Passage provided:

What is Islam?

A Talented One
A Talented One Members Posts: 4,202 ✭✭✭
edited December 2015 in For The Grown & Sexy
That's the title of a brand new book by the late Shahab Ahmed. Here is an excerpt from a book review.


 How Has Islamic Orthodoxy Changed Over Time?

By Elias Muhanna

 The medieval English allegorical poem Piers Plowman described the birth of Islam as the result of a clever hoax. Muhammad, it asserted, was a former Christian who had made a failed attempt to become pope and then set off for Syria to mislead the innocents. He tamed a turtledove and taught it to eat grains of wheat placed in his ear. In a scene reminiscent of the enchantment of Melampus, the Greek oracle who was granted the ability to understand animal speech when his ears were licked by snakes, Piers’s Muhammad mesmerized audiences by having the bird fly down during the course of his preaching and appear to whisper in his ear. Staging a moment of revelation from ? , the false prophet led men to misbelief by “wiles of his wit and a whit dowve.”

 In the centuries following Muhammad’s death in 632, many Christians like William Langland, the author of Piers Plowman, sought to make sense of Islam in the terms and symbols of their own faith. Was it just another schismatic sect led by a great here­siarch, as Dante portrayed it in his Divine Comedy? Or was it an ancient form of chivalry, a Saracen code of ethics? Did Muhammad’s followers think him a ? ? The figure of the prophet-as-trickster found in Piers Plowman was not the most outlandish attempt to explain the origins of Islam. Medieval French chansons de gestes attributed a welter of fantastical qualities to the cult of “Mahom,” including a pantheon of minor deities superimposed from Roman mythology.

Available data:

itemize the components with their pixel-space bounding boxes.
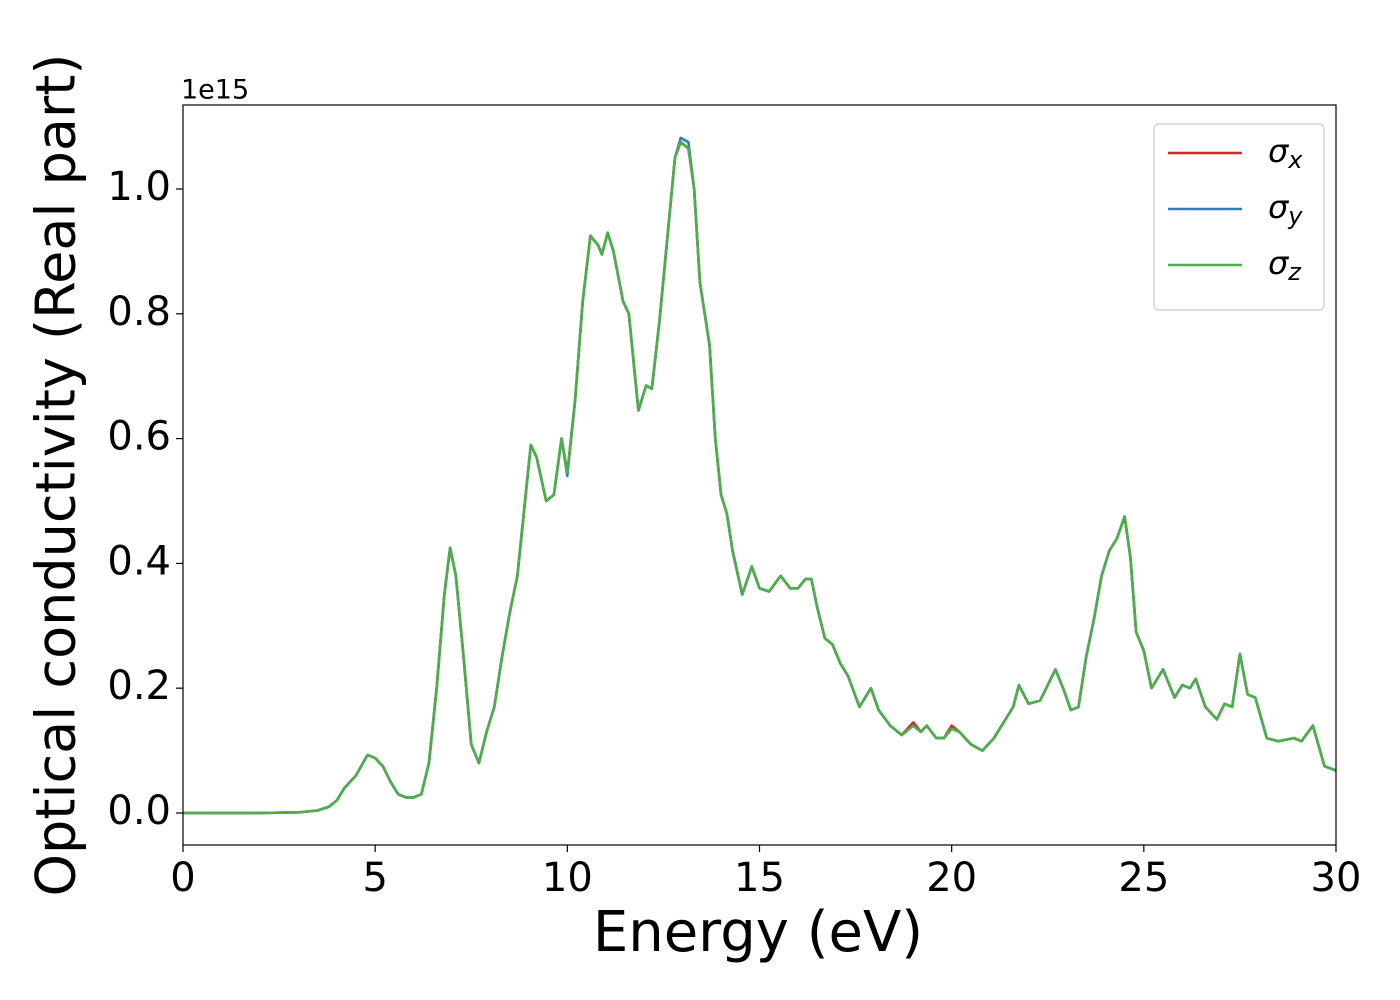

Tasks to perform:
**a)** Repeat word for word the part of the post on Islam from "What is Islam?" up to and including "Changed Over Time?".
**b)** According to the post on Islam, who wrote Piers Plowman?
Nothing in the listing is needed here.

Full answers:
**a)**
What is Islam?

A Talented One
A Talented One Members Posts: 4,202 ✭✭✭
edited December 2015 in For The Grown & Sexy
That's the title of a brand new book by the late Shahab Ahmed. Here is an excerpt from a book review.


 How Has Islamic Orthodoxy Changed Over Time?

**b)** William Langland